» **AIM OF THE TASK**: Scan the data for "JSON" and copy the lines it appears in.

— start —

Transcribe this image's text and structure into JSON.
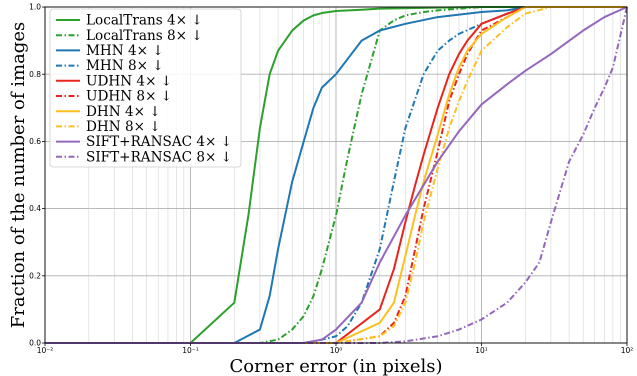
{
  "chart_data": {
    "type": "line",
    "title": "",
    "xlabel": "Corner error (in pixels)",
    "ylabel": "Fraction of the number of images",
    "x_scale": "log",
    "xlim": [
      0.01,
      100
    ],
    "ylim": [
      0,
      1
    ],
    "x_ticks": [
      {
        "value": 0.01,
        "label": "10⁻²"
      },
      {
        "value": 0.1,
        "label": "10⁻¹"
      },
      {
        "value": 1,
        "label": "10⁰"
      },
      {
        "value": 10,
        "label": "10¹"
      },
      {
        "value": 100,
        "label": "10²"
      }
    ],
    "y_ticks": [
      {
        "value": 0,
        "label": "0.0"
      },
      {
        "value": 0.2,
        "label": "0.2"
      },
      {
        "value": 0.4,
        "label": "0.4"
      },
      {
        "value": 0.6,
        "label": "0.6"
      },
      {
        "value": 0.8,
        "label": "0.8"
      },
      {
        "value": 1,
        "label": "1.0"
      }
    ],
    "grid": true,
    "legend_position": "top-left",
    "series": [
      {
        "name": "LocalTrans  4× ↓",
        "color": "#2ca02c",
        "dash": "solid",
        "x": [
          0.01,
          0.1,
          0.2,
          0.25,
          0.3,
          0.35,
          0.4,
          0.5,
          0.6,
          0.7,
          0.8,
          1,
          1.5,
          2,
          5,
          10,
          20,
          50,
          100
        ],
        "y": [
          0,
          0,
          0.12,
          0.38,
          0.64,
          0.8,
          0.87,
          0.93,
          0.96,
          0.975,
          0.982,
          0.988,
          0.992,
          0.995,
          0.998,
          1,
          1,
          1,
          1
        ]
      },
      {
        "name": "LocalTrans  8× ↓",
        "color": "#2ca02c",
        "dash": "dashdot",
        "x": [
          0.01,
          0.3,
          0.4,
          0.5,
          0.6,
          0.7,
          0.8,
          1,
          1.2,
          1.5,
          2,
          2.5,
          3,
          4,
          5,
          7,
          10,
          20,
          100
        ],
        "y": [
          0,
          0,
          0.01,
          0.04,
          0.08,
          0.14,
          0.22,
          0.38,
          0.55,
          0.74,
          0.93,
          0.96,
          0.975,
          0.985,
          0.99,
          0.995,
          1,
          1,
          1
        ]
      },
      {
        "name": "MHN  4× ↓",
        "color": "#1f77b4",
        "dash": "solid",
        "x": [
          0.01,
          0.1,
          0.2,
          0.3,
          0.35,
          0.4,
          0.5,
          0.6,
          0.7,
          0.8,
          1,
          1.5,
          2,
          3,
          5,
          10,
          15,
          20,
          100
        ],
        "y": [
          0,
          0,
          0,
          0.04,
          0.14,
          0.28,
          0.48,
          0.6,
          0.7,
          0.76,
          0.8,
          0.9,
          0.93,
          0.95,
          0.97,
          0.985,
          0.99,
          1,
          1
        ]
      },
      {
        "name": "MHN  8× ↓",
        "color": "#1f77b4",
        "dash": "dashdot",
        "x": [
          0.01,
          0.6,
          0.8,
          1,
          1.2,
          1.5,
          2,
          2.5,
          3,
          4,
          5,
          6,
          7,
          10,
          15,
          20,
          30,
          100
        ],
        "y": [
          0,
          0,
          0.01,
          0.02,
          0.05,
          0.12,
          0.28,
          0.48,
          0.64,
          0.8,
          0.87,
          0.9,
          0.92,
          0.95,
          0.98,
          1,
          1,
          1
        ]
      },
      {
        "name": "UDHN  4× ↓",
        "color": "#e8251c",
        "dash": "solid",
        "x": [
          0.01,
          1,
          2,
          2.5,
          3,
          3.5,
          4,
          5,
          6,
          7,
          8,
          10,
          15,
          20,
          100
        ],
        "y": [
          0,
          0,
          0.1,
          0.22,
          0.36,
          0.47,
          0.56,
          0.7,
          0.8,
          0.86,
          0.9,
          0.95,
          0.98,
          1,
          1
        ]
      },
      {
        "name": "UDHN  8× ↓",
        "color": "#e8251c",
        "dash": "dashdot",
        "x": [
          0.01,
          1,
          2,
          2.5,
          3,
          3.5,
          4,
          5,
          6,
          7,
          8,
          10,
          15,
          20,
          100
        ],
        "y": [
          0,
          0,
          0.02,
          0.06,
          0.14,
          0.28,
          0.4,
          0.57,
          0.72,
          0.8,
          0.86,
          0.93,
          0.97,
          1,
          1
        ]
      },
      {
        "name": "DHN  4× ↓",
        "color": "#ffbf1f",
        "dash": "solid",
        "x": [
          0.01,
          1,
          2,
          2.5,
          3,
          3.5,
          4,
          5,
          6,
          7,
          8,
          10,
          15,
          20,
          100
        ],
        "y": [
          0,
          0,
          0.06,
          0.12,
          0.26,
          0.38,
          0.48,
          0.62,
          0.74,
          0.82,
          0.87,
          0.92,
          0.97,
          1,
          1
        ]
      },
      {
        "name": "DHN  8× ↓",
        "color": "#ffbf1f",
        "dash": "dashdot",
        "x": [
          0.01,
          1,
          2,
          2.5,
          3,
          3.5,
          4,
          5,
          6,
          7,
          8,
          10,
          15,
          20,
          30,
          100
        ],
        "y": [
          0,
          0,
          0.02,
          0.05,
          0.12,
          0.24,
          0.36,
          0.52,
          0.64,
          0.72,
          0.78,
          0.87,
          0.94,
          0.98,
          1,
          1
        ]
      },
      {
        "name": "SIFT+RANSAC  4× ↓",
        "color": "#9467bd",
        "dash": "solid",
        "x": [
          0.01,
          0.6,
          0.8,
          1,
          1.5,
          2,
          3,
          5,
          7,
          10,
          15,
          20,
          30,
          50,
          70,
          100
        ],
        "y": [
          0,
          0,
          0.01,
          0.04,
          0.12,
          0.24,
          0.38,
          0.54,
          0.63,
          0.71,
          0.77,
          0.81,
          0.86,
          0.93,
          0.97,
          1
        ]
      },
      {
        "name": "SIFT+RANSAC  8× ↓",
        "color": "#9467bd",
        "dash": "dashdot",
        "x": [
          0.01,
          2,
          3,
          5,
          7,
          10,
          15,
          20,
          25,
          30,
          40,
          50,
          60,
          70,
          80,
          100
        ],
        "y": [
          0,
          0,
          0.005,
          0.02,
          0.04,
          0.07,
          0.12,
          0.18,
          0.24,
          0.36,
          0.54,
          0.62,
          0.7,
          0.76,
          0.82,
          1
        ]
      }
    ]
  }
}
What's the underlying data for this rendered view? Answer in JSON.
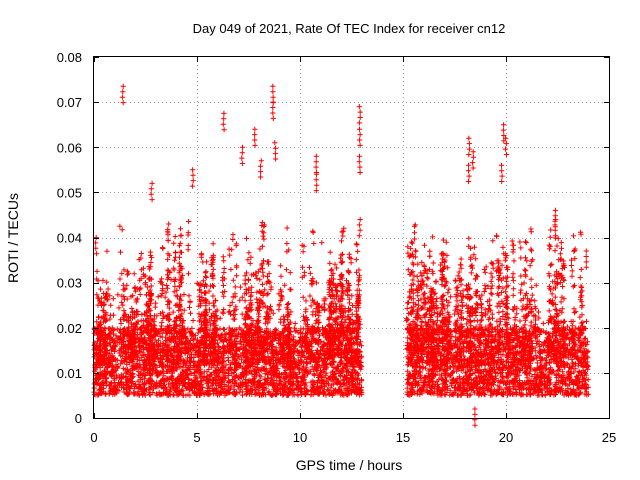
{
  "chart_data": {
    "type": "scatter",
    "title": "Day 049 of 2021, Rate Of TEC Index for receiver cn12",
    "xlabel": "GPS time / hours",
    "ylabel": "ROTI / TECUs",
    "xlim": [
      0,
      25
    ],
    "ylim": [
      0,
      0.08
    ],
    "x_ticks": [
      0,
      5,
      10,
      15,
      20,
      25
    ],
    "y_ticks": [
      0,
      0.01,
      0.02,
      0.03,
      0.04,
      0.05,
      0.06,
      0.07,
      0.08
    ],
    "x_tick_labels": [
      "0",
      "5",
      "10",
      "15",
      "20",
      "25"
    ],
    "y_tick_labels": [
      "0",
      "0.01",
      "0.02",
      "0.03",
      "0.04",
      "0.05",
      "0.06",
      "0.07",
      "0.08"
    ],
    "grid": true,
    "marker": "+",
    "color": "#ff0000",
    "series": [
      {
        "name": "ROTI",
        "segments": [
          {
            "x_range": [
              0.0,
              13.0
            ],
            "typical_range": [
              0.005,
              0.02
            ]
          },
          {
            "x_range": [
              15.2,
              24.0
            ],
            "typical_range": [
              0.005,
              0.02
            ]
          }
        ],
        "gap": [
          13.0,
          15.2
        ],
        "notable_points": [
          {
            "x": 1.4,
            "y": 0.0735
          },
          {
            "x": 0.1,
            "y": 0.04
          },
          {
            "x": 2.8,
            "y": 0.052
          },
          {
            "x": 3.6,
            "y": 0.043
          },
          {
            "x": 4.8,
            "y": 0.055
          },
          {
            "x": 6.3,
            "y": 0.0675
          },
          {
            "x": 7.2,
            "y": 0.06
          },
          {
            "x": 7.8,
            "y": 0.064
          },
          {
            "x": 8.1,
            "y": 0.057
          },
          {
            "x": 8.7,
            "y": 0.0735
          },
          {
            "x": 8.7,
            "y": 0.07
          },
          {
            "x": 8.8,
            "y": 0.061
          },
          {
            "x": 10.8,
            "y": 0.058
          },
          {
            "x": 10.8,
            "y": 0.054
          },
          {
            "x": 12.9,
            "y": 0.069
          },
          {
            "x": 12.9,
            "y": 0.064
          },
          {
            "x": 12.9,
            "y": 0.058
          },
          {
            "x": 12.9,
            "y": 0.044
          },
          {
            "x": 18.2,
            "y": 0.062
          },
          {
            "x": 18.4,
            "y": 0.059
          },
          {
            "x": 18.2,
            "y": 0.056
          },
          {
            "x": 19.9,
            "y": 0.065
          },
          {
            "x": 20.0,
            "y": 0.062
          },
          {
            "x": 19.8,
            "y": 0.056
          },
          {
            "x": 22.4,
            "y": 0.046
          },
          {
            "x": 22.4,
            "y": 0.044
          },
          {
            "x": 23.2,
            "y": 0.035
          },
          {
            "x": 23.9,
            "y": 0.037
          },
          {
            "x": 18.5,
            "y": 0.002
          }
        ]
      }
    ]
  }
}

— end —

» **THE COMPLETED TASK**:
Transcribe this image's text and structure into JSON.
What's the underlying data for this rendered view? Answer in JSON.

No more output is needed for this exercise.